CHALLENGE:
Repeat the data that follows, word for word, without the images.

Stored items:

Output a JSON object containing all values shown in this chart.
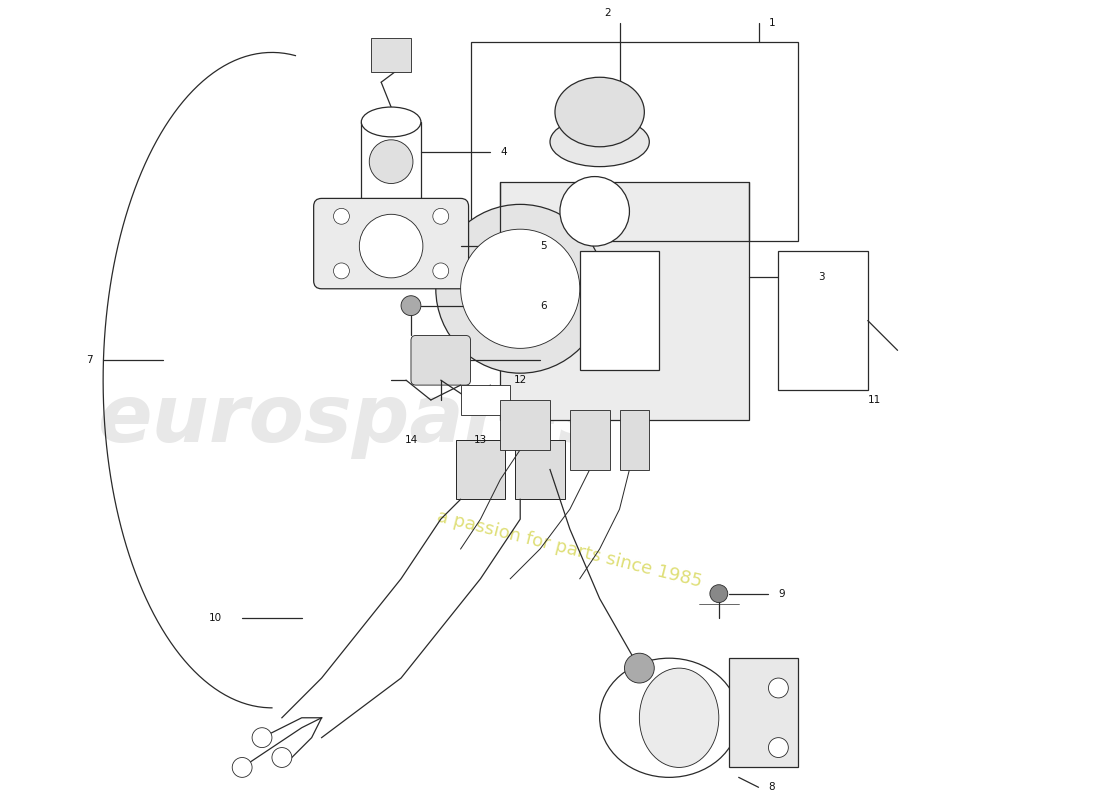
{
  "bg_color": "#ffffff",
  "line_color": "#2a2a2a",
  "label_color": "#111111",
  "watermark_text1": "eurospares",
  "watermark_text2": "a passion for parts since 1985",
  "watermark_color1": "#cccccc",
  "watermark_color2": "#d4d44a",
  "parts_labels": [
    "1",
    "2",
    "3",
    "4",
    "5",
    "6",
    "7",
    "8",
    "9",
    "10",
    "11",
    "12",
    "13",
    "14"
  ]
}
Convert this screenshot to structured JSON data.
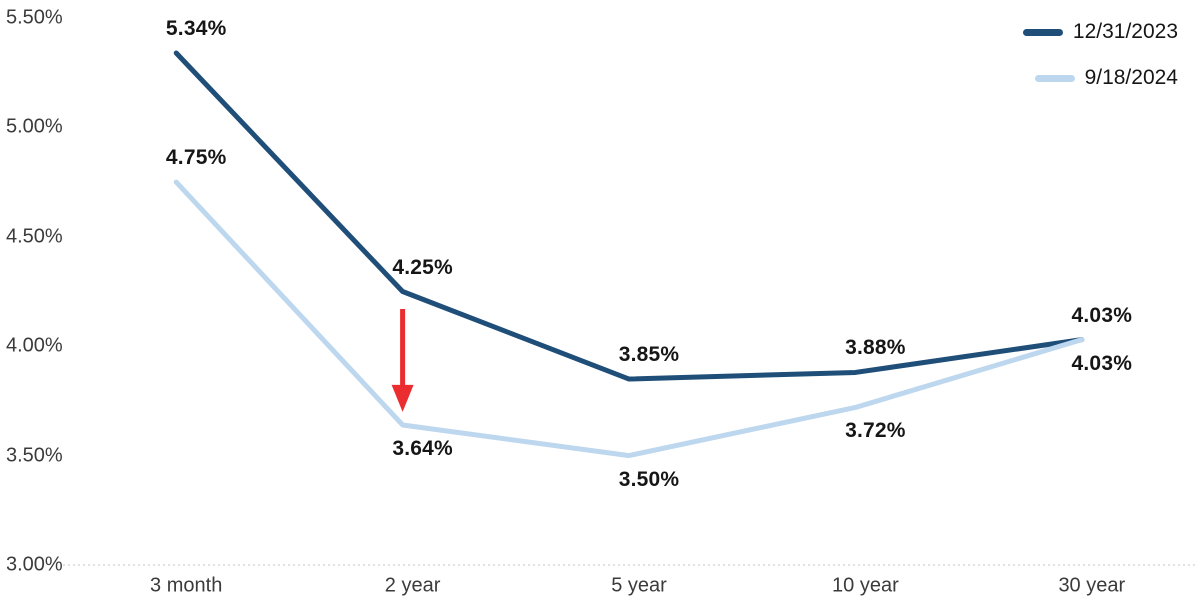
{
  "chart_data": {
    "type": "line",
    "title": "",
    "xlabel": "",
    "ylabel": "",
    "categories": [
      "3 month",
      "2 year",
      "5 year",
      "10 year",
      "30 year"
    ],
    "series": [
      {
        "name": "12/31/2023",
        "color": "#1f4e79",
        "values": [
          5.34,
          4.25,
          3.85,
          3.88,
          4.03
        ],
        "point_labels": [
          "5.34%",
          "4.25%",
          "3.85%",
          "3.88%",
          "4.03%"
        ],
        "label_side": [
          "above",
          "above",
          "above",
          "above",
          "above"
        ]
      },
      {
        "name": "9/18/2024",
        "color": "#bdd7ee",
        "values": [
          4.75,
          3.64,
          3.5,
          3.72,
          4.03
        ],
        "point_labels": [
          "4.75%",
          "3.64%",
          "3.50%",
          "3.72%",
          "4.03%"
        ],
        "label_side": [
          "above",
          "below",
          "below",
          "below",
          "below"
        ]
      }
    ],
    "yaxis": {
      "min": 3.0,
      "max": 5.5,
      "step": 0.5,
      "tick_labels": [
        "3.00%",
        "3.50%",
        "4.00%",
        "4.50%",
        "5.00%",
        "5.50%"
      ]
    },
    "grid": "baseline only (dotted line at 3.00%)",
    "legend_position": "top-right",
    "annotation_arrow": {
      "description": "red down arrow at 2 year between the two curves",
      "category_index": 1,
      "from_value": 4.17,
      "to_value": 3.7,
      "color": "#ec2d30"
    }
  },
  "colors": {
    "background": "#ffffff",
    "baseline_grid": "#d9d9d9",
    "axis_text": "#3b3b3b",
    "data_label_text": "#161616"
  }
}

FULL RESPONSE:
Output a JSON object containing all values shown in this chart.
{
  "bg_color": "#ffffff",
  "line_color": "#2a2a2a",
  "label_color": "#111111",
  "watermark_text1": "eurospares",
  "watermark_text2": "a passion for parts since 1985",
  "watermark_color1": "#cccccc",
  "watermark_color2": "#d4d44a",
  "parts_labels": [
    "1",
    "2",
    "3",
    "4",
    "5",
    "6",
    "7",
    "8",
    "9",
    "10",
    "11",
    "12",
    "13",
    "14"
  ]
}
Convert this screenshot to structured JSON data.
{
  "chart_data": {
    "type": "line",
    "title": "",
    "xlabel": "",
    "ylabel": "",
    "categories": [
      "3 month",
      "2 year",
      "5 year",
      "10 year",
      "30 year"
    ],
    "series": [
      {
        "name": "12/31/2023",
        "color": "#1f4e79",
        "values": [
          5.34,
          4.25,
          3.85,
          3.88,
          4.03
        ],
        "point_labels": [
          "5.34%",
          "4.25%",
          "3.85%",
          "3.88%",
          "4.03%"
        ],
        "label_side": [
          "above",
          "above",
          "above",
          "above",
          "above"
        ]
      },
      {
        "name": "9/18/2024",
        "color": "#bdd7ee",
        "values": [
          4.75,
          3.64,
          3.5,
          3.72,
          4.03
        ],
        "point_labels": [
          "4.75%",
          "3.64%",
          "3.50%",
          "3.72%",
          "4.03%"
        ],
        "label_side": [
          "above",
          "below",
          "below",
          "below",
          "below"
        ]
      }
    ],
    "yaxis": {
      "min": 3.0,
      "max": 5.5,
      "step": 0.5,
      "tick_labels": [
        "3.00%",
        "3.50%",
        "4.00%",
        "4.50%",
        "5.00%",
        "5.50%"
      ]
    },
    "grid": "baseline only (dotted line at 3.00%)",
    "legend_position": "top-right",
    "annotation_arrow": {
      "description": "red down arrow at 2 year between the two curves",
      "category_index": 1,
      "from_value": 4.17,
      "to_value": 3.7,
      "color": "#ec2d30"
    }
  },
  "colors": {
    "background": "#ffffff",
    "baseline_grid": "#d9d9d9",
    "axis_text": "#3b3b3b",
    "data_label_text": "#161616"
  }
}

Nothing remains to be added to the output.